EXTRACTED INFORMATION
>> begin
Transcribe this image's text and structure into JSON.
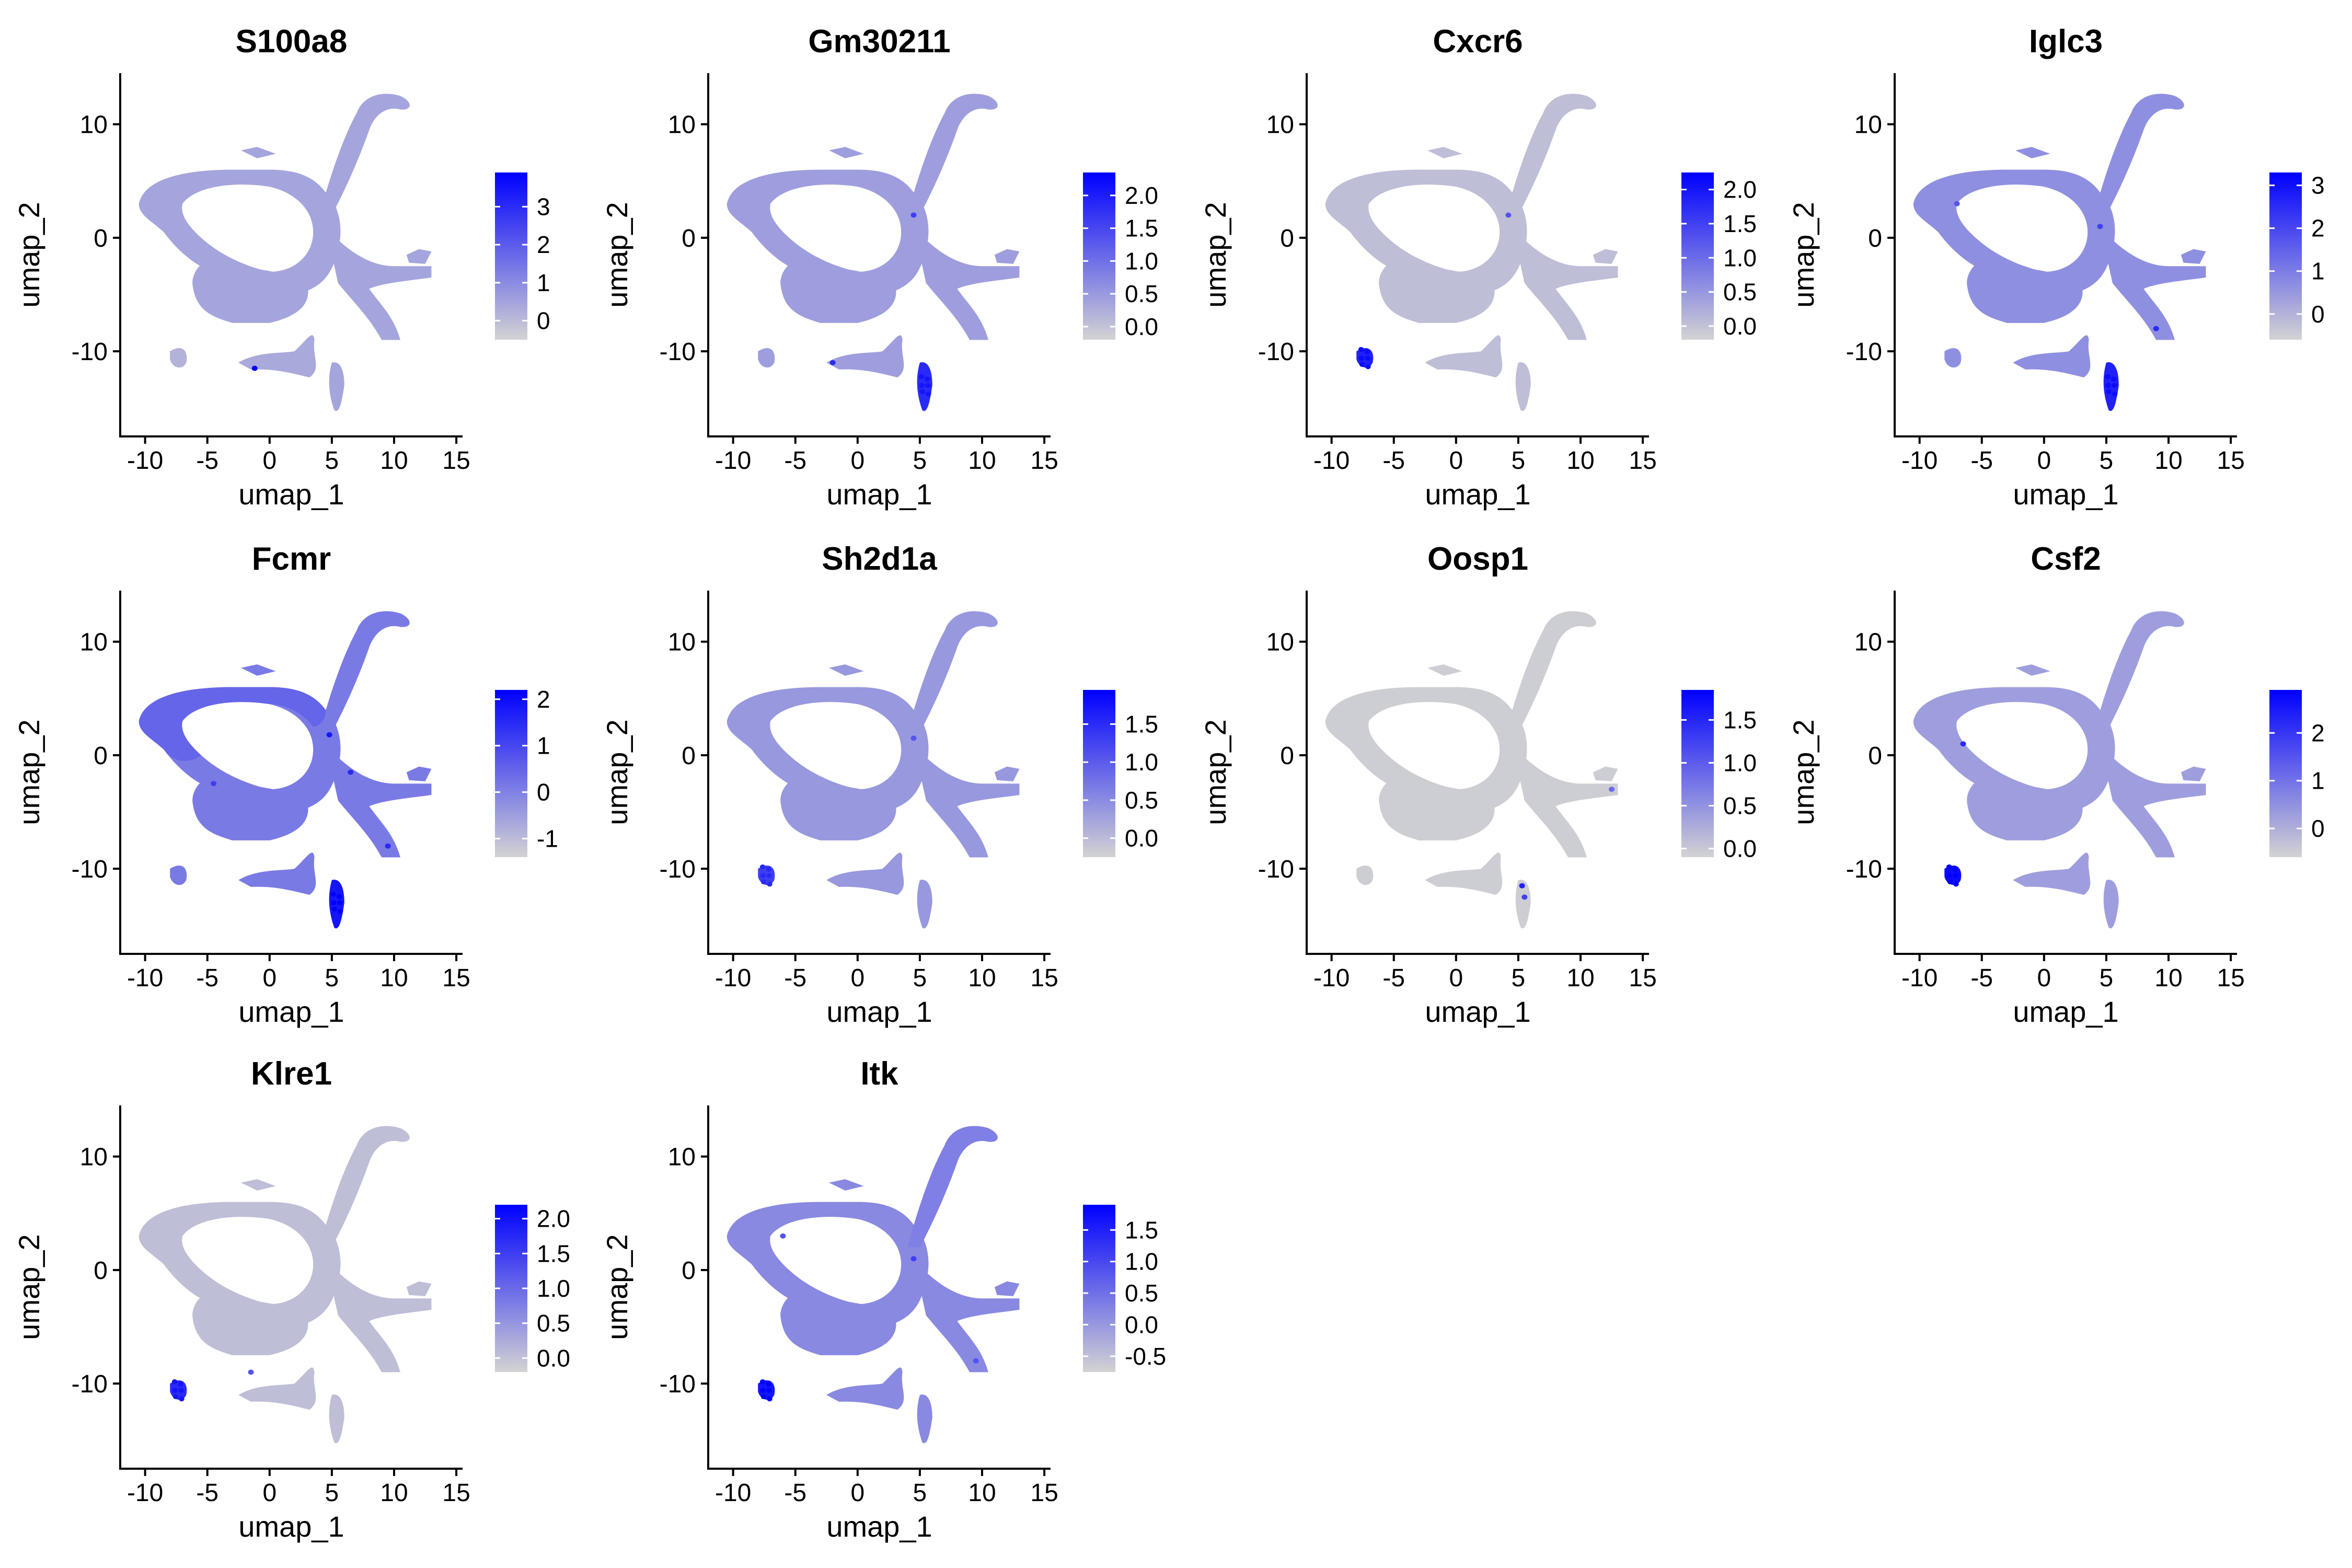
{
  "chart_data": [
    {
      "type": "scatter",
      "title": "S100a8",
      "xlabel": "umap_1",
      "ylabel": "umap_2",
      "xlim": [
        -12,
        15.5
      ],
      "ylim": [
        -17.5,
        14.5
      ],
      "xticks": [
        -10,
        -5,
        0,
        5,
        10,
        15
      ],
      "yticks": [
        10,
        0,
        -10
      ],
      "colorbar": {
        "min": -0.5,
        "max": 3.9,
        "ticks": [
          0,
          1,
          2,
          3
        ]
      },
      "base_level": 0.22,
      "hotspots": [
        {
          "cluster": "island_left",
          "level": 0.15
        },
        {
          "cluster": "island_mid",
          "level": 0.2
        }
      ],
      "spots": [
        [
          -1.2,
          -11.5,
          1.0
        ]
      ]
    },
    {
      "type": "scatter",
      "title": "Gm30211",
      "xlabel": "umap_1",
      "ylabel": "umap_2",
      "xlim": [
        -12,
        15.5
      ],
      "ylim": [
        -17.5,
        14.5
      ],
      "xticks": [
        -10,
        -5,
        0,
        5,
        10,
        15
      ],
      "yticks": [
        10,
        0,
        -10
      ],
      "colorbar": {
        "min": -0.2,
        "max": 2.35,
        "ticks": [
          0.0,
          0.5,
          1.0,
          1.5,
          2.0
        ]
      },
      "base_level": 0.25,
      "hotspots": [
        {
          "cluster": "island_bottom",
          "level": 0.8
        }
      ],
      "spots": [
        [
          -2.0,
          -11.0,
          0.8
        ],
        [
          4.5,
          2.0,
          0.7
        ]
      ]
    },
    {
      "type": "scatter",
      "title": "Cxcr6",
      "xlabel": "umap_1",
      "ylabel": "umap_2",
      "xlim": [
        -12,
        15.5
      ],
      "ylim": [
        -17.5,
        14.5
      ],
      "xticks": [
        -10,
        -5,
        0,
        5,
        10,
        15
      ],
      "yticks": [
        10,
        0,
        -10
      ],
      "colorbar": {
        "min": -0.2,
        "max": 2.25,
        "ticks": [
          0.0,
          0.5,
          1.0,
          1.5,
          2.0
        ]
      },
      "base_level": 0.1,
      "hotspots": [
        {
          "cluster": "island_left",
          "level": 0.85
        }
      ],
      "spots": [
        [
          4.2,
          2.0,
          0.6
        ]
      ]
    },
    {
      "type": "scatter",
      "title": "Iglc3",
      "xlabel": "umap_1",
      "ylabel": "umap_2",
      "xlim": [
        -12,
        15.5
      ],
      "ylim": [
        -17.5,
        14.5
      ],
      "xticks": [
        -10,
        -5,
        0,
        5,
        10,
        15
      ],
      "yticks": [
        10,
        0,
        -10
      ],
      "colorbar": {
        "min": -0.6,
        "max": 3.3,
        "ticks": [
          0,
          1,
          2,
          3
        ]
      },
      "base_level": 0.32,
      "hotspots": [
        {
          "cluster": "island_bottom",
          "level": 0.85
        }
      ],
      "spots": [
        [
          9.0,
          -8.0,
          0.8
        ],
        [
          4.5,
          1.0,
          0.7
        ],
        [
          -7.0,
          3.0,
          0.6
        ]
      ]
    },
    {
      "type": "scatter",
      "title": "Fcmr",
      "xlabel": "umap_1",
      "ylabel": "umap_2",
      "xlim": [
        -12,
        15.5
      ],
      "ylim": [
        -17.5,
        14.5
      ],
      "xticks": [
        -10,
        -5,
        0,
        5,
        10,
        15
      ],
      "yticks": [
        10,
        0,
        -10
      ],
      "colorbar": {
        "min": -1.4,
        "max": 2.2,
        "ticks": [
          -1,
          0,
          1,
          2
        ]
      },
      "base_level": 0.42,
      "hotspots": [
        {
          "cluster": "ring",
          "level": 0.52
        },
        {
          "cluster": "island_bottom",
          "level": 0.9
        }
      ],
      "spots": [
        [
          4.8,
          1.8,
          0.9
        ],
        [
          6.5,
          -1.5,
          0.8
        ],
        [
          -4.5,
          -2.5,
          0.7
        ],
        [
          9.5,
          -8.0,
          0.8
        ]
      ]
    },
    {
      "type": "scatter",
      "title": "Sh2d1a",
      "xlabel": "umap_1",
      "ylabel": "umap_2",
      "xlim": [
        -12,
        15.5
      ],
      "ylim": [
        -17.5,
        14.5
      ],
      "xticks": [
        -10,
        -5,
        0,
        5,
        10,
        15
      ],
      "yticks": [
        10,
        0,
        -10
      ],
      "colorbar": {
        "min": -0.25,
        "max": 1.95,
        "ticks": [
          0.0,
          0.5,
          1.0,
          1.5
        ]
      },
      "base_level": 0.28,
      "hotspots": [
        {
          "cluster": "island_left",
          "level": 0.7
        }
      ],
      "spots": [
        [
          4.5,
          1.5,
          0.6
        ]
      ]
    },
    {
      "type": "scatter",
      "title": "Oosp1",
      "xlabel": "umap_1",
      "ylabel": "umap_2",
      "xlim": [
        -12,
        15.5
      ],
      "ylim": [
        -17.5,
        14.5
      ],
      "xticks": [
        -10,
        -5,
        0,
        5,
        10,
        15
      ],
      "yticks": [
        10,
        0,
        -10
      ],
      "colorbar": {
        "min": -0.1,
        "max": 1.85,
        "ticks": [
          0.0,
          0.5,
          1.0,
          1.5
        ]
      },
      "base_level": 0.03,
      "hotspots": [],
      "spots": [
        [
          5.3,
          -11.5,
          0.85
        ],
        [
          5.5,
          -12.5,
          0.7
        ],
        [
          12.5,
          -3.0,
          0.5
        ]
      ]
    },
    {
      "type": "scatter",
      "title": "Csf2",
      "xlabel": "umap_1",
      "ylabel": "umap_2",
      "xlim": [
        -12,
        15.5
      ],
      "ylim": [
        -17.5,
        14.5
      ],
      "xticks": [
        -10,
        -5,
        0,
        5,
        10,
        15
      ],
      "yticks": [
        10,
        0,
        -10
      ],
      "colorbar": {
        "min": -0.6,
        "max": 2.9,
        "ticks": [
          0,
          1,
          2
        ]
      },
      "base_level": 0.25,
      "hotspots": [
        {
          "cluster": "island_left",
          "level": 0.95
        }
      ],
      "spots": [
        [
          -6.5,
          1.0,
          0.8
        ]
      ]
    },
    {
      "type": "scatter",
      "title": "Klre1",
      "xlabel": "umap_1",
      "ylabel": "umap_2",
      "xlim": [
        -12,
        15.5
      ],
      "ylim": [
        -17.5,
        14.5
      ],
      "xticks": [
        -10,
        -5,
        0,
        5,
        10,
        15
      ],
      "yticks": [
        10,
        0,
        -10
      ],
      "colorbar": {
        "min": -0.2,
        "max": 2.2,
        "ticks": [
          0.0,
          0.5,
          1.0,
          1.5,
          2.0
        ]
      },
      "base_level": 0.1,
      "hotspots": [
        {
          "cluster": "island_left",
          "level": 0.8
        }
      ],
      "spots": [
        [
          -1.5,
          -9.0,
          0.6
        ]
      ]
    },
    {
      "type": "scatter",
      "title": "Itk",
      "xlabel": "umap_1",
      "ylabel": "umap_2",
      "xlim": [
        -12,
        15.5
      ],
      "ylim": [
        -17.5,
        14.5
      ],
      "xticks": [
        -10,
        -5,
        0,
        5,
        10,
        15
      ],
      "yticks": [
        10,
        0,
        -10
      ],
      "colorbar": {
        "min": -0.75,
        "max": 1.9,
        "ticks": [
          -0.5,
          0.0,
          0.5,
          1.0,
          1.5
        ]
      },
      "base_level": 0.35,
      "hotspots": [
        {
          "cluster": "island_left",
          "level": 0.9
        },
        {
          "cluster": "tail",
          "level": 0.4
        }
      ],
      "spots": [
        [
          4.5,
          1.0,
          0.7
        ],
        [
          -6.0,
          3.0,
          0.6
        ],
        [
          9.5,
          -8.0,
          0.6
        ]
      ]
    }
  ]
}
>> end
WRITTEN REQUEST
Pick out all the lines with the word "title" in them and copy them.

WRITTEN SOLUTION
      "title": "S100a8",
      "title": "Gm30211",
      "title": "Cxcr6",
      "title": "Iglc3",
      "title": "Fcmr",
      "title": "Sh2d1a",
      "title": "Oosp1",
      "title": "Csf2",
      "title": "Klre1",
      "title": "Itk",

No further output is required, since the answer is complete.